++++ EXTRACTED DATA ++++

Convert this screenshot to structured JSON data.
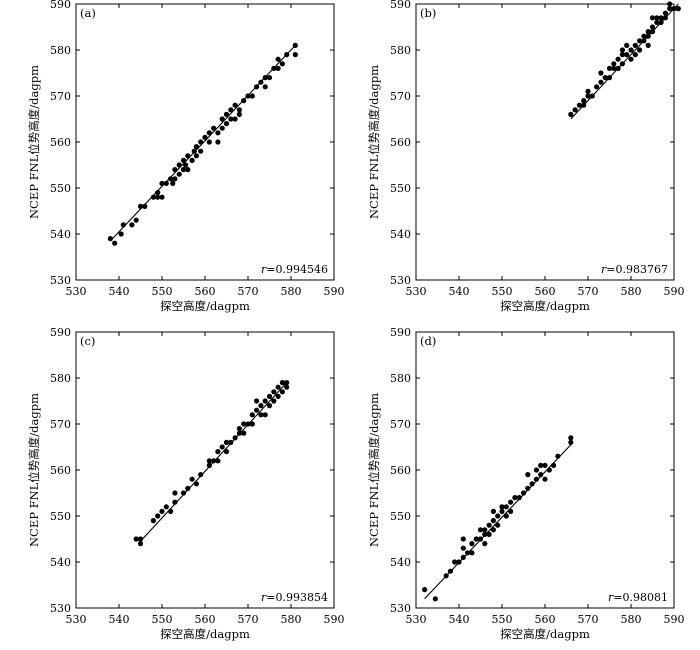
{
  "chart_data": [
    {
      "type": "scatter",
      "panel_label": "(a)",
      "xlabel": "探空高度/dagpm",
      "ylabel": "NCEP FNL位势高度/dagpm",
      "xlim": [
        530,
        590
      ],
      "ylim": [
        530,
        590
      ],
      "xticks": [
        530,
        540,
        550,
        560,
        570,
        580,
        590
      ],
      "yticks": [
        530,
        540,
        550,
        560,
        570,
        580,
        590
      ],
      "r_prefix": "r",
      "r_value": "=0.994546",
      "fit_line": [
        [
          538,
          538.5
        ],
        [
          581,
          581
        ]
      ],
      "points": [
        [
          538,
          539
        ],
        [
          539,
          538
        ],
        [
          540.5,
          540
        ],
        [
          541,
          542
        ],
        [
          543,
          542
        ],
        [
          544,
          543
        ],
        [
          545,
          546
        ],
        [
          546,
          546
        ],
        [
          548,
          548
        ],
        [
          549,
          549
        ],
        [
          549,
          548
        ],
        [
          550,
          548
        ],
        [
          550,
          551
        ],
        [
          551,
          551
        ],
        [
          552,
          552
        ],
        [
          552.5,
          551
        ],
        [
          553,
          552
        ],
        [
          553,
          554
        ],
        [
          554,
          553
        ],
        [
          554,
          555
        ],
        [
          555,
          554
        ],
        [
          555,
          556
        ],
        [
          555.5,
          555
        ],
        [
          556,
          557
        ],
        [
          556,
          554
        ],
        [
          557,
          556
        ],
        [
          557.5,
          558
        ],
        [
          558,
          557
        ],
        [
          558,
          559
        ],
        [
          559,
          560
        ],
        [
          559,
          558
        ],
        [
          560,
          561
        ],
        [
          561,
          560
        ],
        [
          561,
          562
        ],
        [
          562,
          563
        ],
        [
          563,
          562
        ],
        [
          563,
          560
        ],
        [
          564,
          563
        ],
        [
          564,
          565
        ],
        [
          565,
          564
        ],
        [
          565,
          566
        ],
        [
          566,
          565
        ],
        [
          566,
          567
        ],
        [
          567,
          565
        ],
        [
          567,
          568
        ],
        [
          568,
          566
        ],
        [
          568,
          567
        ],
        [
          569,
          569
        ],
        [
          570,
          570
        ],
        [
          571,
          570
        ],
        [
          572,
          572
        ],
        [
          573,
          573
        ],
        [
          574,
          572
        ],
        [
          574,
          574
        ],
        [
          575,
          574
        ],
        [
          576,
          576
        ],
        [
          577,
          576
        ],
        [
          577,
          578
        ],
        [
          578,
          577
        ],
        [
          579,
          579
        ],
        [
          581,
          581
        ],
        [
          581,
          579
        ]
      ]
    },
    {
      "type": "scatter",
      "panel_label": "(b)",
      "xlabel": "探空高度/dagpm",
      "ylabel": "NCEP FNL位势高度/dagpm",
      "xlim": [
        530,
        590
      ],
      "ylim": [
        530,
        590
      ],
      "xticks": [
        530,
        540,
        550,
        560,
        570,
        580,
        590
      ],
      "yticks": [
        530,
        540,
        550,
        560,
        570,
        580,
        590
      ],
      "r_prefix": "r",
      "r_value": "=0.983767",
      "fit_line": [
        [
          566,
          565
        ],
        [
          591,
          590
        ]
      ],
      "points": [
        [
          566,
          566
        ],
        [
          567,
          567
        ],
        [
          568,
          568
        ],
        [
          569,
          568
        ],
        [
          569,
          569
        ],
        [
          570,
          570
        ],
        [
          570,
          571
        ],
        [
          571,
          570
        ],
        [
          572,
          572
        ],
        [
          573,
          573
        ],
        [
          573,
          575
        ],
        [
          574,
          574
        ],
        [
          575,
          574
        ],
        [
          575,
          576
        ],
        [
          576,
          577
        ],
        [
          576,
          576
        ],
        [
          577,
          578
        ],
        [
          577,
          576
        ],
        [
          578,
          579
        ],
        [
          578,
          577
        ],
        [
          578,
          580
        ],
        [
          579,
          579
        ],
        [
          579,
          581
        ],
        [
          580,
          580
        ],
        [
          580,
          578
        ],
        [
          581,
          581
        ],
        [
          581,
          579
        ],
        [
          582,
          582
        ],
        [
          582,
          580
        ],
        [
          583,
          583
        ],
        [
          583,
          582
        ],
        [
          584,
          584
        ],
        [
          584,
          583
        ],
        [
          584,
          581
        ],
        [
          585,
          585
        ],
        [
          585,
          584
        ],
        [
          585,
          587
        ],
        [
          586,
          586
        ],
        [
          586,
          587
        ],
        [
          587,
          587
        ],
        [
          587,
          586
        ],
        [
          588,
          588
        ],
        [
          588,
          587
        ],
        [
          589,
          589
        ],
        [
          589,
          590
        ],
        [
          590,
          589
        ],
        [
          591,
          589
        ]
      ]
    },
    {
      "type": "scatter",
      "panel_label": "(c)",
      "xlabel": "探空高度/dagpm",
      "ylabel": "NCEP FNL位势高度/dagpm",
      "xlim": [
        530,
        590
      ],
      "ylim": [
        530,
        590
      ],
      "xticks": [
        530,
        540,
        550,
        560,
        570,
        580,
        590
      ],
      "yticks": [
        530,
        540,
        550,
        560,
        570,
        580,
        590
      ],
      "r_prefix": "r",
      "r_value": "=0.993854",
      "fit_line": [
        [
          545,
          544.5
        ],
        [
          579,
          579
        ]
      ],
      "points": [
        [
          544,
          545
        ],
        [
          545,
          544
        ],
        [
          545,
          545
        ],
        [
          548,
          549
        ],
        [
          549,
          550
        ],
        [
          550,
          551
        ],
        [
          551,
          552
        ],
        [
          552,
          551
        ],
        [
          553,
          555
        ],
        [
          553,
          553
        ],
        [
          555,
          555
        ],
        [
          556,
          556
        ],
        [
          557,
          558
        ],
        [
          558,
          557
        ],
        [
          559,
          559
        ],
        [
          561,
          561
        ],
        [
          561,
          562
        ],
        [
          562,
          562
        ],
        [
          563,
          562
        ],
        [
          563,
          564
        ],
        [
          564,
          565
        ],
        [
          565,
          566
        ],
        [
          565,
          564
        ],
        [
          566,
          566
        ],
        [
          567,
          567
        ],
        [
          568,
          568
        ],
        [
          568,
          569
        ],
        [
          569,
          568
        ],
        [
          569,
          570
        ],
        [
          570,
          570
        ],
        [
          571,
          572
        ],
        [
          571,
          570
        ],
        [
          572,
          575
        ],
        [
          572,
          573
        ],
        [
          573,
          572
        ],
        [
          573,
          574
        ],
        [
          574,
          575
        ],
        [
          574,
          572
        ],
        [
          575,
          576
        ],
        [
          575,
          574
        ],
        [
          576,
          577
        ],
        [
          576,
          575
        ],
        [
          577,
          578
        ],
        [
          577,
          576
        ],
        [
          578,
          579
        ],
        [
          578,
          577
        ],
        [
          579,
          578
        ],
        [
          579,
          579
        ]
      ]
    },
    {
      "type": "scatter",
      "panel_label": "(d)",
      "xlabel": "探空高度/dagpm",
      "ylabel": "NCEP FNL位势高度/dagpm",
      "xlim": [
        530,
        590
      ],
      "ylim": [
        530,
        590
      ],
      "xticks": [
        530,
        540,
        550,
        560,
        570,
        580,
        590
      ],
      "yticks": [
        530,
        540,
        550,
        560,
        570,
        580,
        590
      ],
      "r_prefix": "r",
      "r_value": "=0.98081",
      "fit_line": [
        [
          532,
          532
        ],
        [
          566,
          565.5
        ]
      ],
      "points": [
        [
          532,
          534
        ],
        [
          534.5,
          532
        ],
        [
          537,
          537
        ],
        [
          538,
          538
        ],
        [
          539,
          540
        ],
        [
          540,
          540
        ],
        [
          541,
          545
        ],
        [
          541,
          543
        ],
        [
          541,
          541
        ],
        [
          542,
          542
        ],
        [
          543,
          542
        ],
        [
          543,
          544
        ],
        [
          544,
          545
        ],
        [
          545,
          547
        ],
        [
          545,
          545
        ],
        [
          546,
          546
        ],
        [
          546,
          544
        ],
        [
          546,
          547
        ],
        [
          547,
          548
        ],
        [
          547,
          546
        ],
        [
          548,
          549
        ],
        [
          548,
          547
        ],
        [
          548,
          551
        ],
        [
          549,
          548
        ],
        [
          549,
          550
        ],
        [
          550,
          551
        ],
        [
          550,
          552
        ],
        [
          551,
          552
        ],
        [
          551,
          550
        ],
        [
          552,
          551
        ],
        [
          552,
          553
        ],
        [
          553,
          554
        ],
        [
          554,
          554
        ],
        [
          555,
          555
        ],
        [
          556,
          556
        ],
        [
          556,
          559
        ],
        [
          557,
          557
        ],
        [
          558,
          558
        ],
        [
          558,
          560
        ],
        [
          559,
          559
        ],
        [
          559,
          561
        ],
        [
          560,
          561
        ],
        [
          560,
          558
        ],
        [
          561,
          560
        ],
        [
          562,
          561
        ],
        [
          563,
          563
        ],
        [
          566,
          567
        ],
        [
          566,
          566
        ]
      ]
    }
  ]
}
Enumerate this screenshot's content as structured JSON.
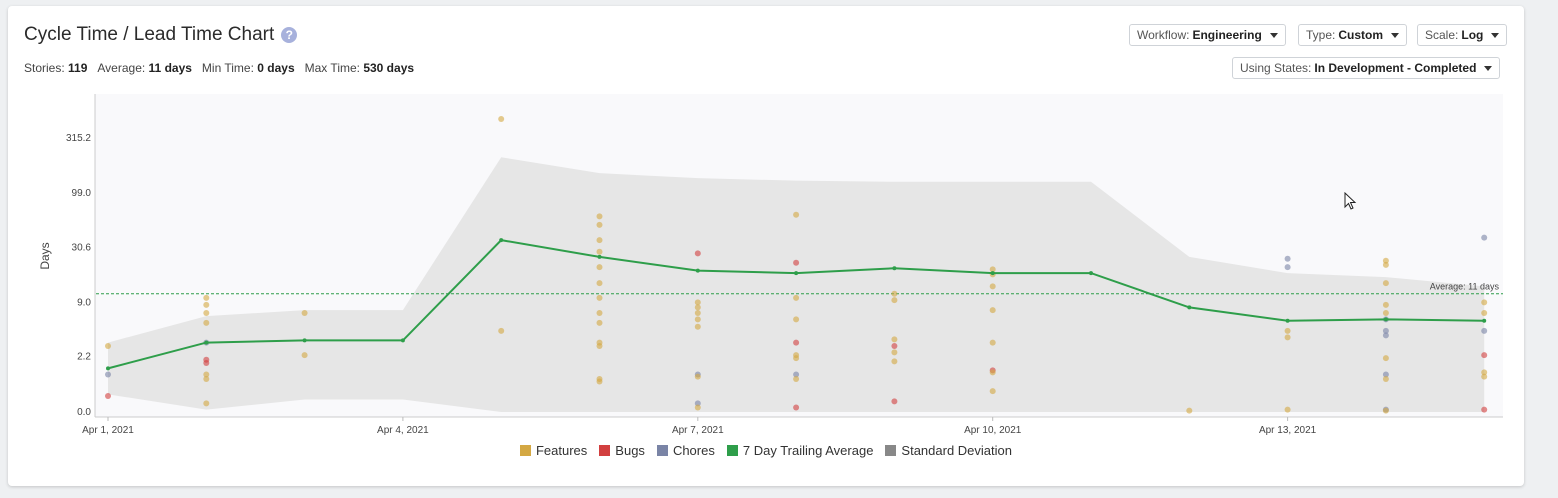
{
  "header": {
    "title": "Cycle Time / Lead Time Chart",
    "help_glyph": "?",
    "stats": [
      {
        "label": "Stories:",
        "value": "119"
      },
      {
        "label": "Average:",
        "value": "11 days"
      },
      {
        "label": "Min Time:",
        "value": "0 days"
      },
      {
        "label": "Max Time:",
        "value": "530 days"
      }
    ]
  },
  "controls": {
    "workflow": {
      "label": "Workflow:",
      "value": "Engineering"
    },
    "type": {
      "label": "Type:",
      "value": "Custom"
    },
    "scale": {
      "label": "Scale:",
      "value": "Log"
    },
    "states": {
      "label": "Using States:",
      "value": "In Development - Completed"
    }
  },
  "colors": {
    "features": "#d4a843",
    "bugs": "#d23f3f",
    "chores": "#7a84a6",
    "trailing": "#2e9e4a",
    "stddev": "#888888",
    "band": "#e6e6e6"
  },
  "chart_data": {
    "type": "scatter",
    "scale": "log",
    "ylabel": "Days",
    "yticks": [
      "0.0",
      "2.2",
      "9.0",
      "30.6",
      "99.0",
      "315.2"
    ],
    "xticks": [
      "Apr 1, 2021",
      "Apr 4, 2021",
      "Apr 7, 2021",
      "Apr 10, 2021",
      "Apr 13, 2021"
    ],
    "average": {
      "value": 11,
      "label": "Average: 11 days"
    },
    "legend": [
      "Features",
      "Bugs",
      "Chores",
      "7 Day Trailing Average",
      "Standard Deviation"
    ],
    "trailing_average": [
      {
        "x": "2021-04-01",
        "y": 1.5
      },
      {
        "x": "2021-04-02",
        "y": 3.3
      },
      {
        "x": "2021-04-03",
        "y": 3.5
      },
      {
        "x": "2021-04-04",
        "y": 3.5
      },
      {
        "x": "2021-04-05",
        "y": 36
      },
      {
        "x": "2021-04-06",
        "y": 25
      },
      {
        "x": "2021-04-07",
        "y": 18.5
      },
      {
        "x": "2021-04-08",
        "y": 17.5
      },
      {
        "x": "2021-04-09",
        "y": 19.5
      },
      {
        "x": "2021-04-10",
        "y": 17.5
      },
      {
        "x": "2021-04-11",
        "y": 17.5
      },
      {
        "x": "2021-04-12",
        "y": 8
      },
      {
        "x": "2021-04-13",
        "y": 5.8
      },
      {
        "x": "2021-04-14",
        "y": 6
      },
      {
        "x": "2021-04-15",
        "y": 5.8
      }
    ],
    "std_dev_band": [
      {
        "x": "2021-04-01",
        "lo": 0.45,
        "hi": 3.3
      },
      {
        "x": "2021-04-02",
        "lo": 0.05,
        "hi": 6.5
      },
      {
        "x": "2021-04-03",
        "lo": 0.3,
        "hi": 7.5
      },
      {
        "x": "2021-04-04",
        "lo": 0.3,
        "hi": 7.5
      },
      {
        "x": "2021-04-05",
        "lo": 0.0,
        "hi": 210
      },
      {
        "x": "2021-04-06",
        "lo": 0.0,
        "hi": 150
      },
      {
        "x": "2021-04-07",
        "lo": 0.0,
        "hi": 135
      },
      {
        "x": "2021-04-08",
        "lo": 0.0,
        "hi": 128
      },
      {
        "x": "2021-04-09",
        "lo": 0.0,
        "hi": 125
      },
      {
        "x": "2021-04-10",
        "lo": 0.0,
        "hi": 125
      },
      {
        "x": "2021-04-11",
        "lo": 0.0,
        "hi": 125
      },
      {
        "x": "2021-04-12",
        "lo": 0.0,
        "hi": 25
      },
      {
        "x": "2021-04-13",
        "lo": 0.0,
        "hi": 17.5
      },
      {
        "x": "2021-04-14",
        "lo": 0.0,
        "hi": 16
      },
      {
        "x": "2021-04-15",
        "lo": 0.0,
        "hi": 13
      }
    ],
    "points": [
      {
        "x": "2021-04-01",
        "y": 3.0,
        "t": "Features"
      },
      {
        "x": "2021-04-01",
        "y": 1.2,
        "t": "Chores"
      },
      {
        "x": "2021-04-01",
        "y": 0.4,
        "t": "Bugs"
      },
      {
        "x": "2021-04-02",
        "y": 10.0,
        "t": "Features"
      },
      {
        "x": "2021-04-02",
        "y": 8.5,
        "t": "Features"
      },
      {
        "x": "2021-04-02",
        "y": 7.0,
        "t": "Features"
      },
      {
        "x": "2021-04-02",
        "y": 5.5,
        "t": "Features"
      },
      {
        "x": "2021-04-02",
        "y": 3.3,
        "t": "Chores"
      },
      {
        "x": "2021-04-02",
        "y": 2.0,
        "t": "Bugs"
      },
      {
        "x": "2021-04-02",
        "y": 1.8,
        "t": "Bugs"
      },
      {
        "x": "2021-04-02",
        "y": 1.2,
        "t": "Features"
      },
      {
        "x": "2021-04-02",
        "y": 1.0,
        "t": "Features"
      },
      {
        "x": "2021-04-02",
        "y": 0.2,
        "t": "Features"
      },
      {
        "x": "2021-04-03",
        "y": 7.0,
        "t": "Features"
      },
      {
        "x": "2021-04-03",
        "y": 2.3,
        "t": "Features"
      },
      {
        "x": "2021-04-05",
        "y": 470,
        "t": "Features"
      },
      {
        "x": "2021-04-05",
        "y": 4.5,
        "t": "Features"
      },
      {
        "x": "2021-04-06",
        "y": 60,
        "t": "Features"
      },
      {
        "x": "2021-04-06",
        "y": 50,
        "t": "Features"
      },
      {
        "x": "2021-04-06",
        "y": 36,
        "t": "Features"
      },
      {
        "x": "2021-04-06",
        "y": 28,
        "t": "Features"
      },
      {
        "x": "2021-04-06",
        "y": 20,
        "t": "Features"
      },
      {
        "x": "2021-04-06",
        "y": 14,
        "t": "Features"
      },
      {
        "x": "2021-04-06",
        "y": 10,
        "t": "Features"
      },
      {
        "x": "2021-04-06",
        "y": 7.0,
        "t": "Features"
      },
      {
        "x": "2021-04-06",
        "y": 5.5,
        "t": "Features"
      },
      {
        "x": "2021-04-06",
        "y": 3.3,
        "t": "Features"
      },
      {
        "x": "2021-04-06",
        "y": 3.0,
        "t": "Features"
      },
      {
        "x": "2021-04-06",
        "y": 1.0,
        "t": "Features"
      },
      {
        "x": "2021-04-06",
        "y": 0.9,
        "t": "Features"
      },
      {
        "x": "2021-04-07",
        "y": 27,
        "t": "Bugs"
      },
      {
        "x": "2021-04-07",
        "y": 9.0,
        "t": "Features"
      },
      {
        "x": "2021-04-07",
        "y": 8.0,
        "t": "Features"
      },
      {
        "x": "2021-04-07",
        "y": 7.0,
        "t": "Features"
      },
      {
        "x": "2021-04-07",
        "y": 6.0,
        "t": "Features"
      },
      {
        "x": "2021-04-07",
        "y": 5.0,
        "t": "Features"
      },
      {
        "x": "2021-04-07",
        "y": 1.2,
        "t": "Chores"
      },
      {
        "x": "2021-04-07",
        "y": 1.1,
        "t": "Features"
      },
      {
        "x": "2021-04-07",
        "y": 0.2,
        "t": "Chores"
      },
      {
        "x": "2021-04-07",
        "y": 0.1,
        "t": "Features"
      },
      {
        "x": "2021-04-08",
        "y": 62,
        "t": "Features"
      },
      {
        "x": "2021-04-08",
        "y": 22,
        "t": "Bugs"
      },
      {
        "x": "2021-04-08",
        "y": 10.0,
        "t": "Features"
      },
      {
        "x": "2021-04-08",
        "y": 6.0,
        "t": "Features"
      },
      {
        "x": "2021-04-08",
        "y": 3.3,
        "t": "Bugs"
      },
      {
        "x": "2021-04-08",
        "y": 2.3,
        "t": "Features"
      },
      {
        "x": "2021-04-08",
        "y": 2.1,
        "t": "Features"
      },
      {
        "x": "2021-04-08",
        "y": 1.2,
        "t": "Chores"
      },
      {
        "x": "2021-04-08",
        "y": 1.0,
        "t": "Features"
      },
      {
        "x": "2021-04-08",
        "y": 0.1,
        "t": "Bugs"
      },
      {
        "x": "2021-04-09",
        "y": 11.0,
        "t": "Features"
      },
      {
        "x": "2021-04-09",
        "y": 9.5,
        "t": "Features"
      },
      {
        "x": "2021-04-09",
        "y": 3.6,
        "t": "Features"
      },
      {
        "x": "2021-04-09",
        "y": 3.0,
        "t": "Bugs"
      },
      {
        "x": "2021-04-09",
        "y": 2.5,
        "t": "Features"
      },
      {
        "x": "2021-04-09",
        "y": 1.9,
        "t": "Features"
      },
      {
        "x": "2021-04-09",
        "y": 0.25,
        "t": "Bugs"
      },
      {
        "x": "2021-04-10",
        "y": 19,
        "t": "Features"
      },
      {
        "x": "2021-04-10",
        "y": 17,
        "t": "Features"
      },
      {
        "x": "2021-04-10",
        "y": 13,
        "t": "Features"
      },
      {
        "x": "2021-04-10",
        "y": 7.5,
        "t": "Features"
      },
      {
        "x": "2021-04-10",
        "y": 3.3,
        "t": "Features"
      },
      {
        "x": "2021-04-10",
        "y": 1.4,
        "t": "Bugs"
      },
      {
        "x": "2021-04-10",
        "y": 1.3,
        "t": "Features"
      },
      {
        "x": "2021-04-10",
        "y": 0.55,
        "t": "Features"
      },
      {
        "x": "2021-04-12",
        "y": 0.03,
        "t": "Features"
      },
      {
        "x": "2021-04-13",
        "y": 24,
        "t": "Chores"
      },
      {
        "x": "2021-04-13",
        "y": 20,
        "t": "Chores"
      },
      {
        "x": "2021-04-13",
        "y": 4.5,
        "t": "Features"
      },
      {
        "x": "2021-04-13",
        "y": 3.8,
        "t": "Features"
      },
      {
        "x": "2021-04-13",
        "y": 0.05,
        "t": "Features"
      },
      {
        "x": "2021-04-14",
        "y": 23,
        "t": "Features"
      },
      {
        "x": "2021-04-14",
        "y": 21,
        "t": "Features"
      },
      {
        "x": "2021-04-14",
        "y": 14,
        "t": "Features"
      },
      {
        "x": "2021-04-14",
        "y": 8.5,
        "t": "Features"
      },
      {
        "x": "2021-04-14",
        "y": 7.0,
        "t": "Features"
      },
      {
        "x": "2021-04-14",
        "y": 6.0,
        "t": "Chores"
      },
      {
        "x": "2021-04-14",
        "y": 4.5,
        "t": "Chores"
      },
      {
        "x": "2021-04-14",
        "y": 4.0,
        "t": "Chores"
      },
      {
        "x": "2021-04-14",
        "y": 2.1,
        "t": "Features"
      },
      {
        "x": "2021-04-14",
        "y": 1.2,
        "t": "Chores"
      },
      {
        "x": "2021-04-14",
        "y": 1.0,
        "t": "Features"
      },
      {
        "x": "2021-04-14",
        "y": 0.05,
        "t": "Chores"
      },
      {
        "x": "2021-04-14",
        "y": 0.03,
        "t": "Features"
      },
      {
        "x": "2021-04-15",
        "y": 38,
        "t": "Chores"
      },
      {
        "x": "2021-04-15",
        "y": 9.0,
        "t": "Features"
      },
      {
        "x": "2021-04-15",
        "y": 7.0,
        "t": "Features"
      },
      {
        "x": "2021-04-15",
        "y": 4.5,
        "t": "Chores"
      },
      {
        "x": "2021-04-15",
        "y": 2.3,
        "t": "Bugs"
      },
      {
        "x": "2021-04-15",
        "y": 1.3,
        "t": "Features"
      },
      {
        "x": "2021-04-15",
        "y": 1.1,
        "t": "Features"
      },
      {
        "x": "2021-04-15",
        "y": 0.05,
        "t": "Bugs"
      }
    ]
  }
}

++++

● TASK DETAILS
Answer with one number only: how many lines above contain the word "screenshot".

● FULL RESPONSE
2